Goal of the exercise | The records that follow should be retyped word for word.
─── Records for processing ───
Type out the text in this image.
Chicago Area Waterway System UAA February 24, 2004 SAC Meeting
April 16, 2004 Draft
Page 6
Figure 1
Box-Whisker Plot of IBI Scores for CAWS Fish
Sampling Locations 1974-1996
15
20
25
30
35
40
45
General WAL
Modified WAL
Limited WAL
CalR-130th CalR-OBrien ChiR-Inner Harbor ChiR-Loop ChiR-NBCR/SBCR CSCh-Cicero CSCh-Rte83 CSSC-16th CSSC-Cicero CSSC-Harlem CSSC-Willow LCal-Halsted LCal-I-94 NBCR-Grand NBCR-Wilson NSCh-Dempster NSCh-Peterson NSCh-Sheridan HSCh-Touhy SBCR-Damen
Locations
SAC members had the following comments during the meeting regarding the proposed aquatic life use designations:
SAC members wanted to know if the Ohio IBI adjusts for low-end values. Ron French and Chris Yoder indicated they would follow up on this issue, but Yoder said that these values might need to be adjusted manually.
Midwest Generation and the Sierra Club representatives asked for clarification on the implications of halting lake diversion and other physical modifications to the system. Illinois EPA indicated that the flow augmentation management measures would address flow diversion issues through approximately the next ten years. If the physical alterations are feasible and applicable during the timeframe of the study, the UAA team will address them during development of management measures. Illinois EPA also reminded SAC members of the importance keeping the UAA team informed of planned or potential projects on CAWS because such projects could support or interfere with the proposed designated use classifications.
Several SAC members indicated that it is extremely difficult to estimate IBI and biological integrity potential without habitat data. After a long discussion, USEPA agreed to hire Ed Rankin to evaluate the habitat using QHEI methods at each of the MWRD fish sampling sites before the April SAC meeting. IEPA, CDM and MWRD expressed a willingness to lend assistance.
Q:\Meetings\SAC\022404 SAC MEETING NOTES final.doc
───
The response |
Type out the text in this image.
Chicago Area Waterway System UAA February 24, 2004 SAC Meeting
April 16, 2004 Draft
Page 6
Figure 1
Box-Whisker Plot of IBI Scores for CAWS Fish
Sampling Locations 1974-1996
15
20
25
30
35
40
45
General WAL
Modified WAL
Limited WAL
CalR-130th CalR-OBrien ChiR-Inner Harbor ChiR-Loop ChiR-NBCR/SBCR CSCh-Cicero CSCh-Rte83 CSSC-16th CSSC-Cicero CSSC-Harlem CSSC-Willow LCal-Halsted LCal-I-94 NBCR-Grand NBCR-Wilson NSCh-Dempster NSCh-Peterson NSCh-Sheridan HSCh-Touhy SBCR-Damen
Locations
SAC members had the following comments during the meeting regarding the proposed aquatic life use designations:
SAC members wanted to know if the Ohio IBI adjusts for low-end values. Ron French and Chris Yoder indicated they would follow up on this issue, but Yoder said that these values might need to be adjusted manually.
Midwest Generation and the Sierra Club representatives asked for clarification on the implications of halting lake diversion and other physical modifications to the system. Illinois EPA indicated that the flow augmentation management measures would address flow diversion issues through approximately the next ten years. If the physical alterations are feasible and applicable during the timeframe of the study, the UAA team will address them during development of management measures. Illinois EPA also reminded SAC members of the importance keeping the UAA team informed of planned or potential projects on CAWS because such projects could support or interfere with the proposed designated use classifications.
Several SAC members indicated that it is extremely difficult to estimate IBI and biological integrity potential without habitat data. After a long discussion, USEPA agreed to hire Ed Rankin to evaluate the habitat using QHEI methods at each of the MWRD fish sampling sites before the April SAC meeting. IEPA, CDM and MWRD expressed a willingness to lend assistance.
Q:\Meetings\SAC\022404 SAC MEETING NOTES final.doc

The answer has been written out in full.